PROBLEM TO WORK ON: Where a line contains the string "this", copy that line.

EXCERPTED DATA:

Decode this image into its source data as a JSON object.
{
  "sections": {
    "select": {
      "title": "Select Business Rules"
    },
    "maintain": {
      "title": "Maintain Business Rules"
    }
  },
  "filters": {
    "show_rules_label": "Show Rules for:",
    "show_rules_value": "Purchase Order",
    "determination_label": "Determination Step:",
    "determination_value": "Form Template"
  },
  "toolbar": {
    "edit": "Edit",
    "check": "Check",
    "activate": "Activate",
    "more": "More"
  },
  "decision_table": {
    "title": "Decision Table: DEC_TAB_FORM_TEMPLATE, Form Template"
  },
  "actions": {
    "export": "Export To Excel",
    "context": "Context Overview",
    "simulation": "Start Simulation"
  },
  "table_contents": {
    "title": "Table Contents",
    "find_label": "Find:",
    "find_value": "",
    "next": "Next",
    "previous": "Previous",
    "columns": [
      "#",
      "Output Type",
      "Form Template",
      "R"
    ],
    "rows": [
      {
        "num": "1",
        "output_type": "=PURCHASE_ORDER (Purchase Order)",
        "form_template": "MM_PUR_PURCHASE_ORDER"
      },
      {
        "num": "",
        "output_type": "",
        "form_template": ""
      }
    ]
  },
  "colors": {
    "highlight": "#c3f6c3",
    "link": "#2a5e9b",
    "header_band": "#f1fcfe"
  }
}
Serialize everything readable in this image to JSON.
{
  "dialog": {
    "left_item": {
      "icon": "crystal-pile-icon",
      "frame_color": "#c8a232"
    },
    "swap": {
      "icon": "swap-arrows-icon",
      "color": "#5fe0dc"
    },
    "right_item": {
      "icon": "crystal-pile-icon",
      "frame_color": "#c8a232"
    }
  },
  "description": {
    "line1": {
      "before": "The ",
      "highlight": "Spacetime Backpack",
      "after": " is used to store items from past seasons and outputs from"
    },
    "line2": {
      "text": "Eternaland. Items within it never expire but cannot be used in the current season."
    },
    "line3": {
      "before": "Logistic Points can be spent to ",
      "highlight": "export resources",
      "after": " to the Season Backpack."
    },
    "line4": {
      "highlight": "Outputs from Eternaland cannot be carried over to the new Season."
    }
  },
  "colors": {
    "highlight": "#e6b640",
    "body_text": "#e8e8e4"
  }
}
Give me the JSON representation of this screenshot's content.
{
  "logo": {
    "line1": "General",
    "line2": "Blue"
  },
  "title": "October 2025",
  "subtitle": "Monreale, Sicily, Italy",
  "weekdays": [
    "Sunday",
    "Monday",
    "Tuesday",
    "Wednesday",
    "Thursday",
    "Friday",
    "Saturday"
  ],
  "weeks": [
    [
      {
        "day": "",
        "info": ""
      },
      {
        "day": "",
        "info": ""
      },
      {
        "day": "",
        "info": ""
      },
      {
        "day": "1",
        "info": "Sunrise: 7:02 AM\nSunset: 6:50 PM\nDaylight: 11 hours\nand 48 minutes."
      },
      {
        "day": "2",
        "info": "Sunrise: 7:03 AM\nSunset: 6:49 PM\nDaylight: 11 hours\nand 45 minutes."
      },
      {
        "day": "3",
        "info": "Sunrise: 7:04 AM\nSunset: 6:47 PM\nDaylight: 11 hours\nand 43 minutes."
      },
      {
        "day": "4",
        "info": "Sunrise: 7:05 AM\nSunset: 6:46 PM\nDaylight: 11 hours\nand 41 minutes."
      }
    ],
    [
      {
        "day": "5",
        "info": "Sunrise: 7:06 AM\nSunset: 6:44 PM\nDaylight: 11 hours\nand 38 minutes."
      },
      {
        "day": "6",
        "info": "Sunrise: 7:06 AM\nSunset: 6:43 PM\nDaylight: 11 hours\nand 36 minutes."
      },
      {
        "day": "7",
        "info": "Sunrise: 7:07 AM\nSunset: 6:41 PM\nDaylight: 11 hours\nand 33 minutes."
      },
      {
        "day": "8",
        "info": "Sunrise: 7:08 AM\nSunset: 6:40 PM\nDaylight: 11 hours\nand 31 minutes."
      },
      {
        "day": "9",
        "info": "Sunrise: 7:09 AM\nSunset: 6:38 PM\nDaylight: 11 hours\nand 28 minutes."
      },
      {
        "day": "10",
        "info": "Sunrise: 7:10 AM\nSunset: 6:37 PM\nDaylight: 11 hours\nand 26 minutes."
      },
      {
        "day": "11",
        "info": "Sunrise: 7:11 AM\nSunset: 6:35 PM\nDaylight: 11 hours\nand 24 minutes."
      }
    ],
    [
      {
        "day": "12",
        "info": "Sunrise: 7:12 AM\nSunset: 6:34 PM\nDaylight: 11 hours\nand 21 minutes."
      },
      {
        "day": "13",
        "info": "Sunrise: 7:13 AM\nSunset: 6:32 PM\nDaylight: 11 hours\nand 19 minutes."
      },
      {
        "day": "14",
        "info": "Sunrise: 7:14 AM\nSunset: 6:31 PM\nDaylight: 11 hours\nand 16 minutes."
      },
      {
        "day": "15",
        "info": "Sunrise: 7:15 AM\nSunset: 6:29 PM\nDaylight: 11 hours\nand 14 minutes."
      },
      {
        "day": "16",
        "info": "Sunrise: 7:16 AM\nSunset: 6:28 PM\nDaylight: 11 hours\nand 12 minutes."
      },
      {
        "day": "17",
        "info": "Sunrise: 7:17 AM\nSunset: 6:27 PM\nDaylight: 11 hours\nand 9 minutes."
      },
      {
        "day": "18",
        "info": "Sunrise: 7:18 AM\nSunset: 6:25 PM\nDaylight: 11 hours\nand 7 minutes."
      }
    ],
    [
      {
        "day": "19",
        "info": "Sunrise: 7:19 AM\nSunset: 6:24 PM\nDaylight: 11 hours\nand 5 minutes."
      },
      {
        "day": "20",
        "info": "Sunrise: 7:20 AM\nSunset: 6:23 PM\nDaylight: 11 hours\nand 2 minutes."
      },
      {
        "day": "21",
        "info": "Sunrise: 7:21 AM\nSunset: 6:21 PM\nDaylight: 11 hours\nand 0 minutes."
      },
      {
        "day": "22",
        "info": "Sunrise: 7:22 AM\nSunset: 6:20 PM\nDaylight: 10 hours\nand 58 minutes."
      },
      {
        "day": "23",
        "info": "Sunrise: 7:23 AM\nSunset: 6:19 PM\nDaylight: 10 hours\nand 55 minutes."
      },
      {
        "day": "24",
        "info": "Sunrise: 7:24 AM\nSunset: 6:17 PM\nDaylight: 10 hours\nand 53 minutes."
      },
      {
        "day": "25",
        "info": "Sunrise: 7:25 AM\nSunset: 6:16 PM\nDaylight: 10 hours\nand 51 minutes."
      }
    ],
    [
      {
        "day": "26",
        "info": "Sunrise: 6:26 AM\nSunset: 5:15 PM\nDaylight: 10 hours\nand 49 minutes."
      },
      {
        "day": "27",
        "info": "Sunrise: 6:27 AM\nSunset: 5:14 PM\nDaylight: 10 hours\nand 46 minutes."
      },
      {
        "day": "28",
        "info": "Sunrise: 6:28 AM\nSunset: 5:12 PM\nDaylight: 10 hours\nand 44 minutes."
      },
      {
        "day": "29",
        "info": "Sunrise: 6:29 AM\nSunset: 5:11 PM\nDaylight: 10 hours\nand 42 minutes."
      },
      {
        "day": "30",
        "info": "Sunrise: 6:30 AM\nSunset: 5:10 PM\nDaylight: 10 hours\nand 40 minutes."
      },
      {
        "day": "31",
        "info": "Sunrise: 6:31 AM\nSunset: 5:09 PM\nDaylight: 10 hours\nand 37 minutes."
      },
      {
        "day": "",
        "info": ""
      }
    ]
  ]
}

WORKED ANSWER:
Decode this image into its source data as a JSON object.
Serialize everything readable in this image to JSON.
Give me the JSON representation of this screenshot's content.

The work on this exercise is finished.